*Short problem:*
Filter the records below for the word "将分式方程转化为整式方程". Copy each line that holds it.

Recorded data
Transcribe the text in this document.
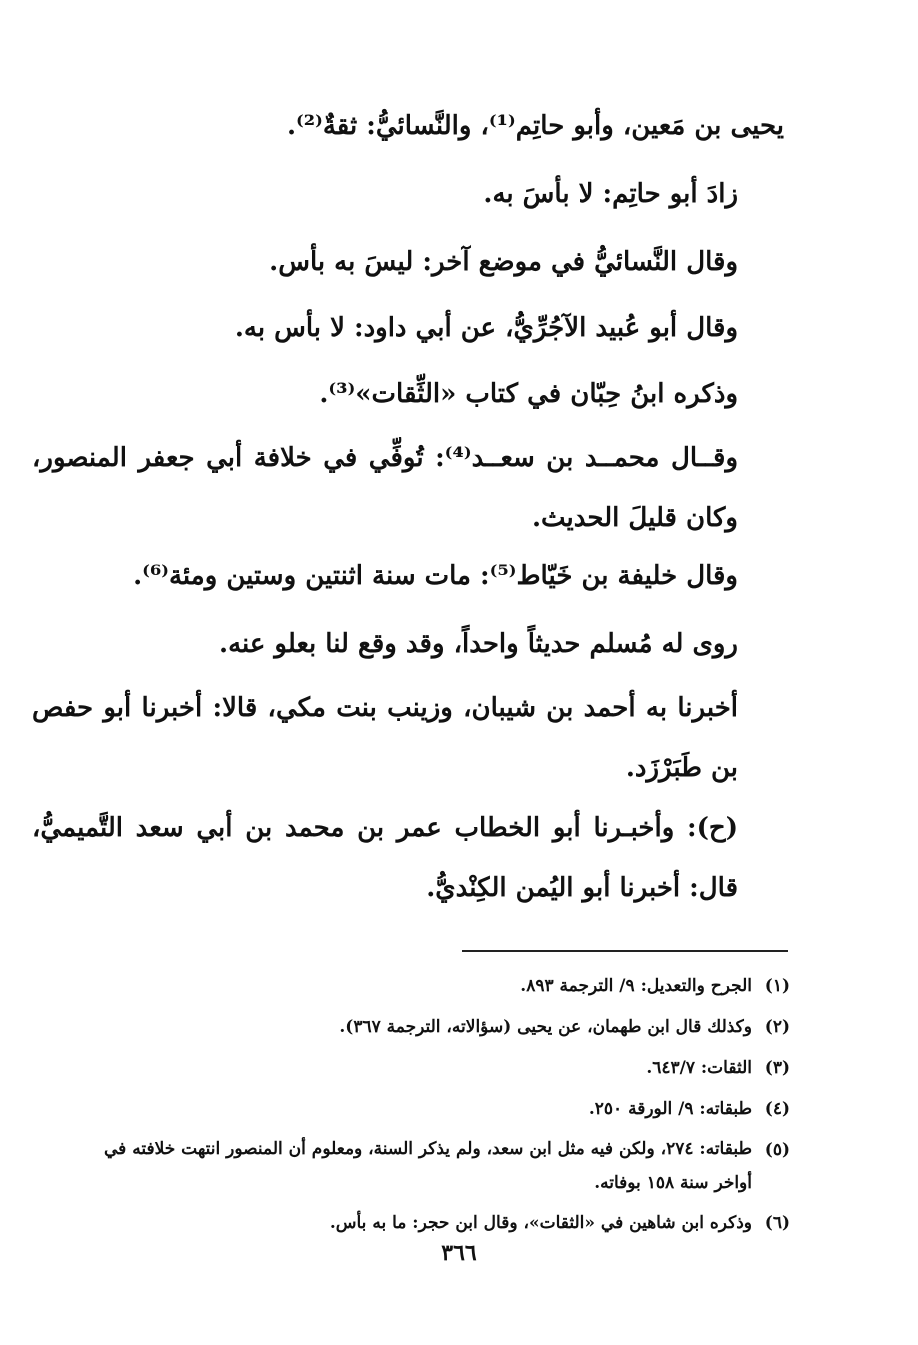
يحيى بن مَعين، وأبو حاتِم⁽¹⁾، والنَّسائيُّ: ثقةٌ⁽²⁾.

زادَ أبو حاتِم: لا بأسَ به.

وقال النَّسائيُّ في موضع آخر: ليسَ به بأس.

وقال أبو عُبيد الآجُرِّيُّ، عن أبي داود: لا بأس به.

وذكره ابنُ حِبّان في كتاب «الثِّقات»⁽³⁾.

وقــال محمــد بن سعــد⁽⁴⁾: تُوفِّي في خلافة أبي جعفر المنصور، وكان قليلَ الحديث.

وقال خليفة بن خَيّاط⁽⁵⁾: مات سنة اثنتين وستين ومئة⁽⁶⁾.

روى له مُسلم حديثاً واحداً، وقد وقع لنا بعلو عنه.

أخبرنا به أحمد بن شيبان، وزينب بنت مكي، قالا: أخبرنا أبو حفص بن طَبَرْزَد.

(ح): وأخبـرنا أبو الخطاب عمر بن محمد بن أبي سعد التَّميميُّ، قال: أخبرنا أبو اليُمن الكِنْديُّ.

(١)
الجرح والتعديل: ٩/ الترجمة ٨٩٣.
(٢)
وكذلك قال ابن طهمان، عن يحيى (سؤالاته، الترجمة ٣٦٧).
(٣)
الثقات: ٦٤٣/٧.
(٤)
طبقاته: ٩/ الورقة ٢٥٠.
(٥)
طبقاته: ٢٧٤، ولكن فيه مثل ابن سعد، ولم يذكر السنة، ومعلوم أن المنصور انتهت خلافته في أواخر سنة ١٥٨ بوفاته.
(٦)
وذكره ابن شاهين في «الثقات»، وقال ابن حجر: ما به بأس.
٣٦٦
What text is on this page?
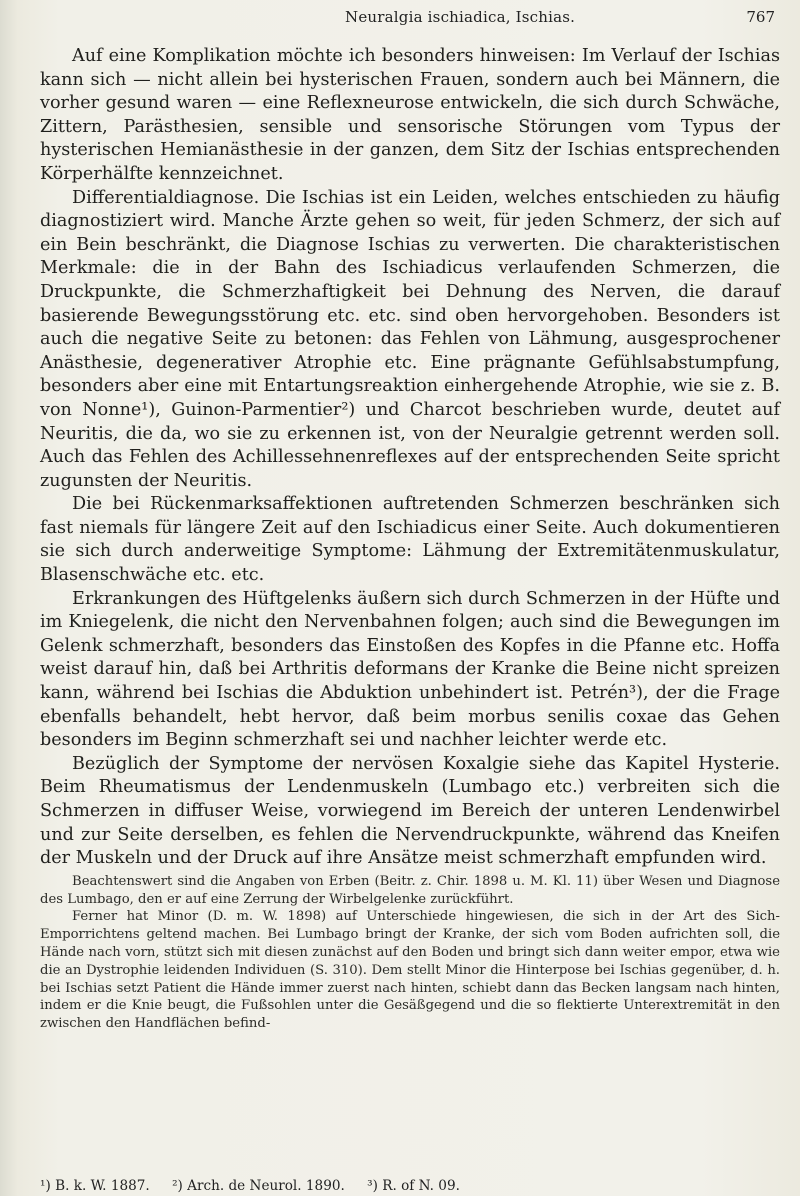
Neuralgia ischiadica, Ischias.	767

Auf eine Komplikation möchte ich besonders hinweisen: Im Verlauf der Ischias kann sich — nicht allein bei hysterischen Frauen, sondern auch bei Männern, die vorher gesund waren — eine Reflexneurose entwickeln, die sich durch Schwäche, Zittern, Parästhesien, sensible und sensorische Störungen vom Typus der hysterischen Hemianästhesie in der ganzen, dem Sitz der Ischias entsprechenden Körperhälfte kennzeichnet.

Differentialdiagnose. Die Ischias ist ein Leiden, welches entschieden zu häufig diagnostiziert wird. Manche Ärzte gehen so weit, für jeden Schmerz, der sich auf ein Bein beschränkt, die Diagnose Ischias zu verwerten. Die charakteristischen Merkmale: die in der Bahn des Ischiadicus verlaufenden Schmerzen, die Druckpunkte, die Schmerzhaftigkeit bei Dehnung des Nerven, die darauf basierende Bewegungsstörung etc. etc. sind oben hervorgehoben. Besonders ist auch die negative Seite zu betonen: das Fehlen von Lähmung, ausgesprochener Anästhesie, degenerativer Atrophie etc. Eine prägnante Gefühlsabstumpfung, besonders aber eine mit Entartungsreaktion einhergehende Atrophie, wie sie z. B. von Nonne¹), Guinon-Parmentier²) und Charcot beschrieben wurde, deutet auf Neuritis, die da, wo sie zu erkennen ist, von der Neuralgie getrennt werden soll. Auch das Fehlen des Achillessehnenreflexes auf der entsprechenden Seite spricht zugunsten der Neuritis.

Die bei Rückenmarksaffektionen auftretenden Schmerzen beschränken sich fast niemals für längere Zeit auf den Ischiadicus einer Seite. Auch dokumentieren sie sich durch anderweitige Symptome: Lähmung der Extremitätenmuskulatur, Blasenschwäche etc. etc.

Erkrankungen des Hüftgelenks äußern sich durch Schmerzen in der Hüfte und im Kniegelenk, die nicht den Nervenbahnen folgen; auch sind die Bewegungen im Gelenk schmerzhaft, besonders das Einstoßen des Kopfes in die Pfanne etc. Hoffa weist darauf hin, daß bei Arthritis deformans der Kranke die Beine nicht spreizen kann, während bei Ischias die Abduktion unbehindert ist. Petrén³), der die Frage ebenfalls behandelt, hebt hervor, daß beim morbus senilis coxae das Gehen besonders im Beginn schmerzhaft sei und nachher leichter werde etc.

Bezüglich der Symptome der nervösen Koxalgie siehe das Kapitel Hysterie. Beim Rheumatismus der Lendenmuskeln (Lumbago etc.) verbreiten sich die Schmerzen in diffuser Weise, vorwiegend im Bereich der unteren Lendenwirbel und zur Seite derselben, es fehlen die Nervendruckpunkte, während das Kneifen der Muskeln und der Druck auf ihre Ansätze meist schmerzhaft empfunden wird.

Beachtenswert sind die Angaben von Erben (Beitr. z. Chir. 1898 u. M. Kl. 11) über Wesen und Diagnose des Lumbago, den er auf eine Zerrung der Wirbelgelenke zurückführt.

Ferner hat Minor (D. m. W. 1898) auf Unterschiede hingewiesen, die sich in der Art des Sich-Emporrichtens geltend machen. Bei Lumbago bringt der Kranke, der sich vom Boden aufrichten soll, die Hände nach vorn, stützt sich mit diesen zunächst auf den Boden und bringt sich dann weiter empor, etwa wie die an Dystrophie leidenden Individuen (S. 310). Dem stellt Minor die Hinterpose bei Ischias gegenüber, d. h. bei Ischias setzt Patient die Hände immer zuerst nach hinten, schiebt dann das Becken langsam nach hinten, indem er die Knie beugt, die Fußsohlen unter die Gesäßgegend und die so flektierte Unterextremität in den zwischen den Handflächen befind-

¹) B. k. W. 1887. ²) Arch. de Neurol. 1890. ³) R. of N. 09.
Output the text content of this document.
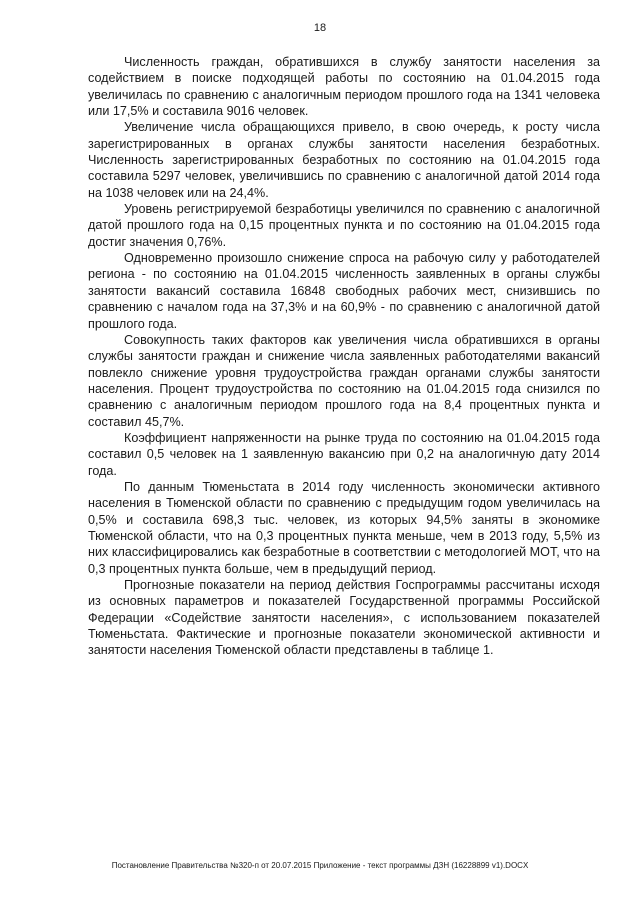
18

Численность граждан, обратившихся в службу занятости населения за содействием в поиске подходящей работы по состоянию на 01.04.2015 года увеличилась по сравнению с аналогичным периодом прошлого года на 1341 человека или 17,5% и составила 9016 человек.

Увеличение числа обращающихся привело, в свою очередь, к росту числа зарегистрированных в органах службы занятости населения безработных. Численность зарегистрированных безработных по состоянию на 01.04.2015 года составила 5297 человек, увеличившись по сравнению с аналогичной датой 2014 года на 1038 человек или на 24,4%.

Уровень регистрируемой безработицы увеличился по сравнению с аналогичной датой прошлого года на 0,15 процентных пункта и по состоянию на 01.04.2015 года достиг значения 0,76%.

Одновременно произошло снижение спроса на рабочую силу у работодателей региона - по состоянию на 01.04.2015 численность заявленных в органы службы занятости вакансий составила 16848 свободных рабочих мест, снизившись по сравнению с началом года на 37,3% и на 60,9% - по сравнению с аналогичной датой прошлого года.

Совокупность таких факторов как увеличения числа обратившихся в органы службы занятости граждан и снижение числа заявленных работодателями вакансий повлекло снижение уровня трудоустройства граждан органами службы занятости населения. Процент трудоустройства по состоянию на 01.04.2015 года снизился по сравнению с аналогичным периодом прошлого года на 8,4 процентных пункта и составил 45,7%.

Коэффициент напряженности на рынке труда по состоянию на 01.04.2015 года составил 0,5 человек на 1 заявленную вакансию при 0,2 на аналогичную дату 2014 года.

По данным Тюменьстата в 2014 году численность экономически активного населения в Тюменской области по сравнению с предыдущим годом увеличилась на 0,5% и составила 698,3 тыс. человек, из которых 94,5% заняты в экономике Тюменской области, что на 0,3 процентных пункта меньше, чем в 2013 году, 5,5% из них классифицировались как безработные в соответствии с методологией МОТ, что на 0,3 процентных пункта больше, чем в предыдущий период.

Прогнозные показатели на период действия Госпрограммы рассчитаны исходя из основных параметров и показателей Государственной программы Российской Федерации «Содействие занятости населения», с использованием показателей Тюменьстата. Фактические и прогнозные показатели экономической активности и занятости населения Тюменской области представлены в таблице 1.

Постановление Правительства №320-п от 20.07.2015 Приложение - текст программы ДЗН (16228899 v1).DOCX
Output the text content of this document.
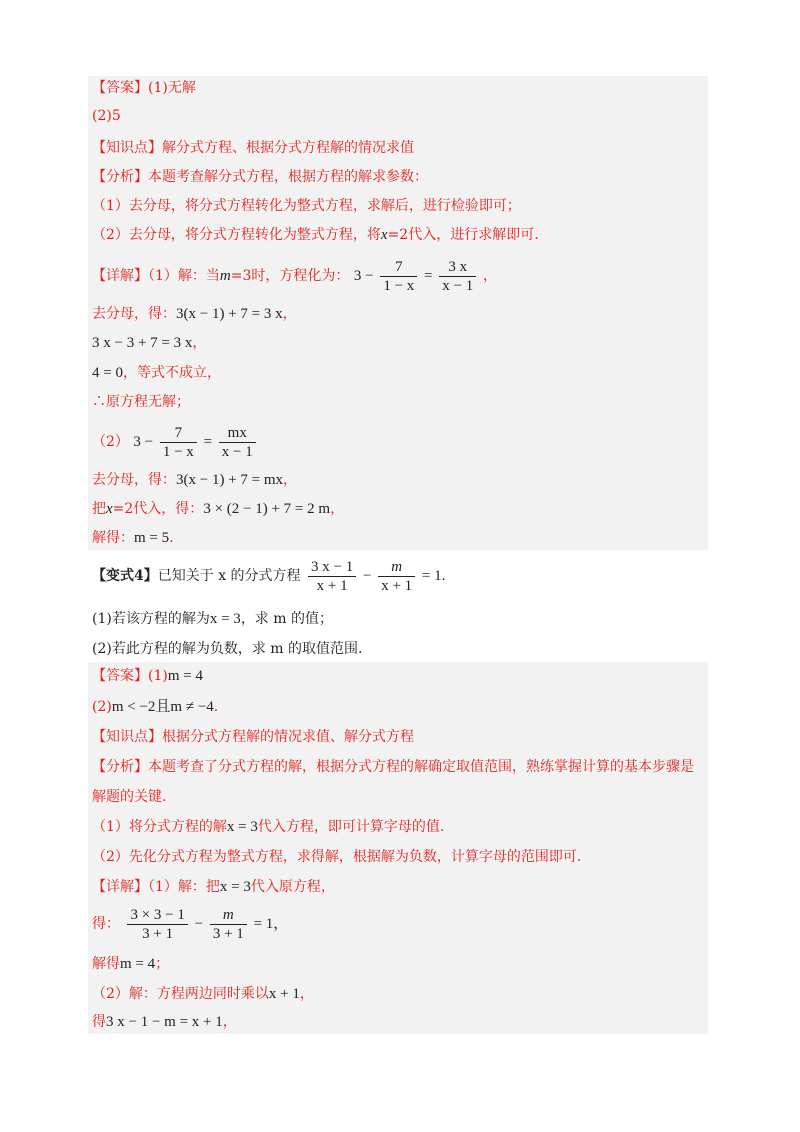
【答案】(1)无解
(2)5
【知识点】解分式方程、根据分式方程解的情况求值
【分析】本题考查解分式方程，根据方程的解求参数：
（1）去分母，将分式方程转化为整式方程，求解后，进行检验即可；
（2）去分母，将分式方程转化为整式方程，将x=2代入，进行求解即可.
【详解】（1）解：当m=3时，方程化为： $3 - \frac{7}{1 - x} = \frac{3 x}{x - 1}$ ，
去分母，得：3(x − 1) + 7 = 3 x，
3 x − 3 + 7 = 3 x，
4 = 0，等式不成立，
∴原方程无解；
（2） $3 - \frac{7}{1 - x} = \frac{mx}{x - 1}$
去分母，得：3(x − 1) + 7 = mx，
把x=2代入，得：3 × (2 − 1) + 7 = 2 m，
解得：m = 5.
【变式4】已知关于 x 的分式方程 $\frac{3 x - 1}{x + 1} - \frac{m}{x + 1} = 1$.
(1)若该方程的解为x = 3，求 m 的值；
(2)若此方程的解为负数，求 m 的取值范围.
【答案】(1)m = 4
(2)m < −2且m ≠ −4.
【知识点】根据分式方程解的情况求值、解分式方程
【分析】本题考查了分式方程的解，根据分式方程的解确定取值范围，熟练掌握计算的基本步骤是
解题的关键.
（1）将分式方程的解x = 3代入方程，即可计算字母的值.
（2）先化分式方程为整式方程，求得解，根据解为负数，计算字母的范围即可.
【详解】（1）解：把x = 3代入原方程，
得： $\frac{3 \times 3 - 1}{3 + 1} - \frac{m}{3 + 1} = 1$，
解得m = 4；
（2）解：方程两边同时乘以x + 1，
得3 x − 1 − m = x + 1，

*Task output:*
（1）去分母，将分式方程转化为整式方程，求解后，进行检验即可；
（2）去分母，将分式方程转化为整式方程，将x=2代入，进行求解即可.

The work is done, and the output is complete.